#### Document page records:

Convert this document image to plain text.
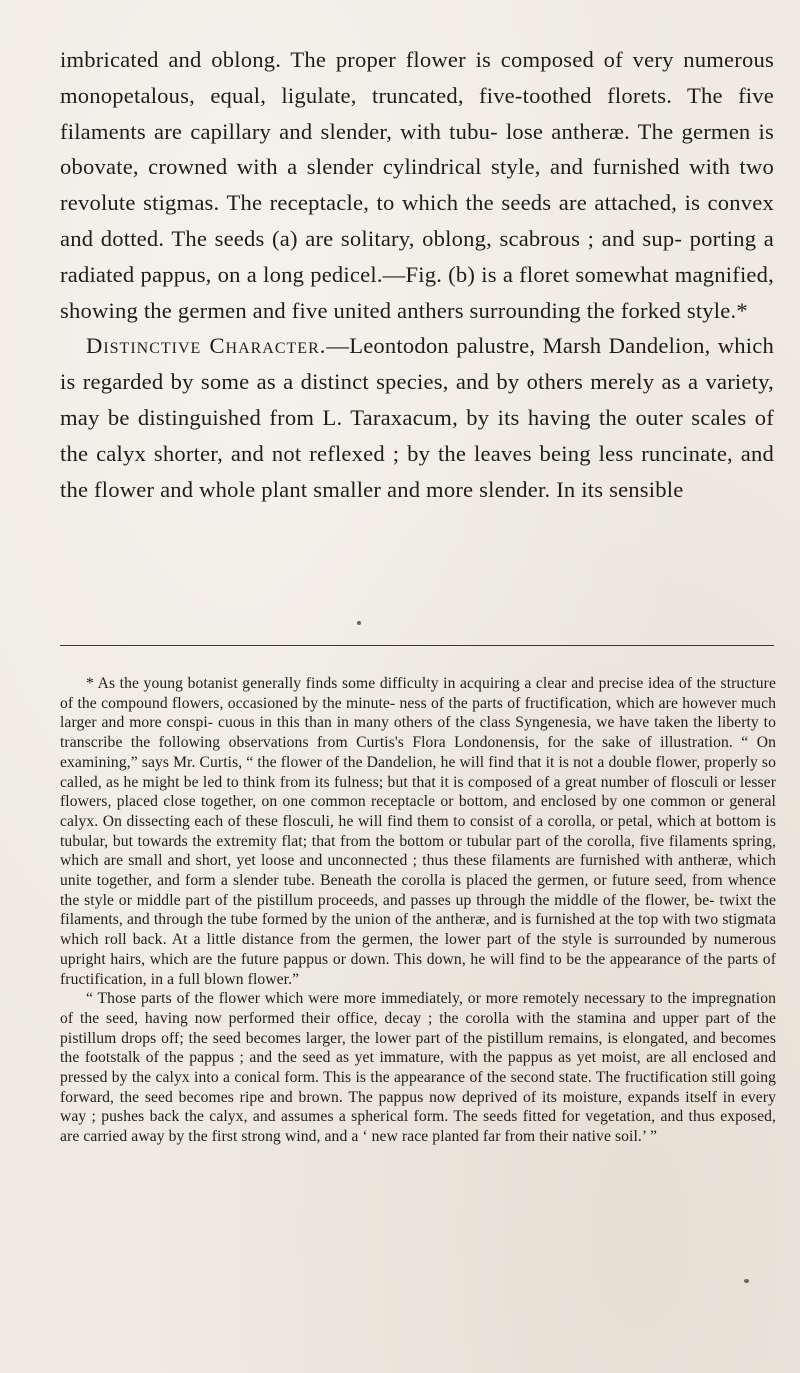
imbricated and oblong. The proper flower is composed of very numerous monopetalous, equal, ligulate, truncated, five-toothed florets. The five filaments are capillary and slender, with tubu- lose antheræ. The germen is obovate, crowned with a slender cylindrical style, and furnished with two revolute stigmas. The receptacle, to which the seeds are attached, is convex and dotted. The seeds (a) are solitary, oblong, scabrous ; and sup- porting a radiated pappus, on a long pedicel.—Fig. (b) is a floret somewhat magnified, showing the germen and five united anthers surrounding the forked style.*

Distinctive Character.—Leontodon palustre, Marsh Dandelion, which is regarded by some as a distinct species, and by others merely as a variety, may be distinguished from L. Taraxacum, by its having the outer scales of the calyx shorter, and not reflexed ; by the leaves being less runcinate, and the flower and whole plant smaller and more slender. In its sensible

* As the young botanist generally finds some difficulty in acquiring a clear and precise idea of the structure of the compound flowers, occasioned by the minute- ness of the parts of fructification, which are however much larger and more conspi- cuous in this than in many others of the class Syngenesia, we have taken the liberty to transcribe the following observations from Curtis's Flora Londonensis, for the sake of illustration. “ On examining,” says Mr. Curtis, “ the flower of the Dandelion, he will find that it is not a double flower, properly so called, as he might be led to think from its fulness; but that it is composed of a great number of flosculi or lesser flowers, placed close together, on one common receptacle or bottom, and enclosed by one common or general calyx. On dissecting each of these flosculi, he will find them to consist of a corolla, or petal, which at bottom is tubular, but towards the extremity flat; that from the bottom or tubular part of the corolla, five filaments spring, which are small and short, yet loose and unconnected ; thus these filaments are furnished with antheræ, which unite together, and form a slender tube. Beneath the corolla is placed the germen, or future seed, from whence the style or middle part of the pistillum proceeds, and passes up through the middle of the flower, be- twixt the filaments, and through the tube formed by the union of the antheræ, and is furnished at the top with two stigmata which roll back. At a little distance from the germen, the lower part of the style is surrounded by numerous upright hairs, which are the future pappus or down. This down, he will find to be the appearance of the parts of fructification, in a full blown flower.”

“ Those parts of the flower which were more immediately, or more remotely necessary to the impregnation of the seed, having now performed their office, decay ; the corolla with the stamina and upper part of the pistillum drops off; the seed becomes larger, the lower part of the pistillum remains, is elongated, and becomes the footstalk of the pappus ; and the seed as yet immature, with the pappus as yet moist, are all enclosed and pressed by the calyx into a conical form. This is the appearance of the second state. The fructification still going forward, the seed becomes ripe and brown. The pappus now deprived of its moisture, expands itself in every way ; pushes back the calyx, and assumes a spherical form. The seeds fitted for vegetation, and thus exposed, are carried away by the first strong wind, and a ‘ new race planted far from their native soil.’ ”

#### Work instruction:
Give the data again exactly as written, with all pictures left out.

#### Result:
Convert this document image to plain text.
imbricated and oblong. The proper flower is composed of very numerous monopetalous, equal, ligulate, truncated, five-toothed florets. The five filaments are capillary and slender, with tubu- lose antheræ. The germen is obovate, crowned with a slender cylindrical style, and furnished with two revolute stigmas. The receptacle, to which the seeds are attached, is convex and dotted. The seeds (a) are solitary, oblong, scabrous ; and sup- porting a radiated pappus, on a long pedicel.—Fig. (b) is a floret somewhat magnified, showing the germen and five united anthers surrounding the forked style.*

Distinctive Character.—Leontodon palustre, Marsh Dandelion, which is regarded by some as a distinct species, and by others merely as a variety, may be distinguished from L. Taraxacum, by its having the outer scales of the calyx shorter, and not reflexed ; by the leaves being less runcinate, and the flower and whole plant smaller and more slender. In its sensible

* As the young botanist generally finds some difficulty in acquiring a clear and precise idea of the structure of the compound flowers, occasioned by the minute- ness of the parts of fructification, which are however much larger and more conspi- cuous in this than in many others of the class Syngenesia, we have taken the liberty to transcribe the following observations from Curtis's Flora Londonensis, for the sake of illustration. “ On examining,” says Mr. Curtis, “ the flower of the Dandelion, he will find that it is not a double flower, properly so called, as he might be led to think from its fulness; but that it is composed of a great number of flosculi or lesser flowers, placed close together, on one common receptacle or bottom, and enclosed by one common or general calyx. On dissecting each of these flosculi, he will find them to consist of a corolla, or petal, which at bottom is tubular, but towards the extremity flat; that from the bottom or tubular part of the corolla, five filaments spring, which are small and short, yet loose and unconnected ; thus these filaments are furnished with antheræ, which unite together, and form a slender tube. Beneath the corolla is placed the germen, or future seed, from whence the style or middle part of the pistillum proceeds, and passes up through the middle of the flower, be- twixt the filaments, and through the tube formed by the union of the antheræ, and is furnished at the top with two stigmata which roll back. At a little distance from the germen, the lower part of the style is surrounded by numerous upright hairs, which are the future pappus or down. This down, he will find to be the appearance of the parts of fructification, in a full blown flower.”

“ Those parts of the flower which were more immediately, or more remotely necessary to the impregnation of the seed, having now performed their office, decay ; the corolla with the stamina and upper part of the pistillum drops off; the seed becomes larger, the lower part of the pistillum remains, is elongated, and becomes the footstalk of the pappus ; and the seed as yet immature, with the pappus as yet moist, are all enclosed and pressed by the calyx into a conical form. This is the appearance of the second state. The fructification still going forward, the seed becomes ripe and brown. The pappus now deprived of its moisture, expands itself in every way ; pushes back the calyx, and assumes a spherical form. The seeds fitted for vegetation, and thus exposed, are carried away by the first strong wind, and a ‘ new race planted far from their native soil.’ ”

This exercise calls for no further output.